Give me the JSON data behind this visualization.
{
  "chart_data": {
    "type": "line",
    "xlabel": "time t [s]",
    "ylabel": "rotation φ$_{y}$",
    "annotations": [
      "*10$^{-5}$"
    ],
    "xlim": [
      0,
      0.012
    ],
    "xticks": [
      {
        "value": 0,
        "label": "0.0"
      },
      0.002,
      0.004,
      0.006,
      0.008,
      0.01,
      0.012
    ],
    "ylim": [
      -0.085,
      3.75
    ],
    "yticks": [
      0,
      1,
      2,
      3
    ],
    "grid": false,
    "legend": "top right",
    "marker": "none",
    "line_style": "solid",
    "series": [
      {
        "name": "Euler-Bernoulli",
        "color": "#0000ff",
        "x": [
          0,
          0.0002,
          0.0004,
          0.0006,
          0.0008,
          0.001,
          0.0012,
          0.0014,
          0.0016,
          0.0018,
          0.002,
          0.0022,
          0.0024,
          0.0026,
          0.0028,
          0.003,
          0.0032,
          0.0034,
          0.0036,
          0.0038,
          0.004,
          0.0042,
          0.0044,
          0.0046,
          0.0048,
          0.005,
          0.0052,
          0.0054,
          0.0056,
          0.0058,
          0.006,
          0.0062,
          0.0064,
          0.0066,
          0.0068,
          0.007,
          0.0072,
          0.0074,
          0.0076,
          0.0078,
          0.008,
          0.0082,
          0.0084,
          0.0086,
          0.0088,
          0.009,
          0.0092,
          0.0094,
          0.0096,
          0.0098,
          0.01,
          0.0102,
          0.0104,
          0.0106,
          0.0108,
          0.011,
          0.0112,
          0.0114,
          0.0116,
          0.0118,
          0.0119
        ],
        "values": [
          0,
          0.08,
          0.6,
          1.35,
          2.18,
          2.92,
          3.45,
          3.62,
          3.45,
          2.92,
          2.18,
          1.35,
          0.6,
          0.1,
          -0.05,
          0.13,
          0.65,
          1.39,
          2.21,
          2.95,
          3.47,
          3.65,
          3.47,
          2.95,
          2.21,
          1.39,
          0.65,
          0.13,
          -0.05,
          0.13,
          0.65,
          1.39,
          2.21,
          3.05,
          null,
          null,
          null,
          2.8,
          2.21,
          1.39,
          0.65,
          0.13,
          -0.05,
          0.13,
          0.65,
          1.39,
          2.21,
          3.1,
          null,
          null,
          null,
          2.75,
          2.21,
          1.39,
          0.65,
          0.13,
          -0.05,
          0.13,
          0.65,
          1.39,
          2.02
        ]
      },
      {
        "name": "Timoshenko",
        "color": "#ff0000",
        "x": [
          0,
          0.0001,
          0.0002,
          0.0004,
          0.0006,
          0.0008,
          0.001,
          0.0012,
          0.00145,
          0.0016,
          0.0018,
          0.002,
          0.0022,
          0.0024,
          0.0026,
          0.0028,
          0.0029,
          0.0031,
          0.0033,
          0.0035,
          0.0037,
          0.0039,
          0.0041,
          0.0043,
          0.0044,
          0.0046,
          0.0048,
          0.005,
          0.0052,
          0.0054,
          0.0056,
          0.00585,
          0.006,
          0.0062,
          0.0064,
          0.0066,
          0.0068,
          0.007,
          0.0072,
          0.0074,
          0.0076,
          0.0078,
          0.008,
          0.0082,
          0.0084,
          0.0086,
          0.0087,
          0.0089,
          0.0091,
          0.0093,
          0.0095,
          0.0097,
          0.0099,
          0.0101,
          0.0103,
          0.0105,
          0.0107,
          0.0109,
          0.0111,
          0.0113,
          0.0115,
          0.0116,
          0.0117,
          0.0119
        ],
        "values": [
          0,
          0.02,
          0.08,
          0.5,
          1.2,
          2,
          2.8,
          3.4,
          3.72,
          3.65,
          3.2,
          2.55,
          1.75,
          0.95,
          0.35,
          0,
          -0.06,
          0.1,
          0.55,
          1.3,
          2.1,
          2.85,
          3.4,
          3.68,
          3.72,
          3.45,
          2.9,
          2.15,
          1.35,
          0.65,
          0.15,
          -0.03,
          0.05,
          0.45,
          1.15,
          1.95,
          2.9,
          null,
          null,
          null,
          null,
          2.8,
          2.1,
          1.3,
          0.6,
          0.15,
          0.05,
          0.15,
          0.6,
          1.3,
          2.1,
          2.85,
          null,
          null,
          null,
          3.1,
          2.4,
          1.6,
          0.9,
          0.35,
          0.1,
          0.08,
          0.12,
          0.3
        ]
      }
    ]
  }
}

(DO THIS) Copy every line in the entries above that has the string "name" in it.

(RESPONSE TO THE TASK)
        "name": "Euler-Bernoulli",
        "name": "Timoshenko",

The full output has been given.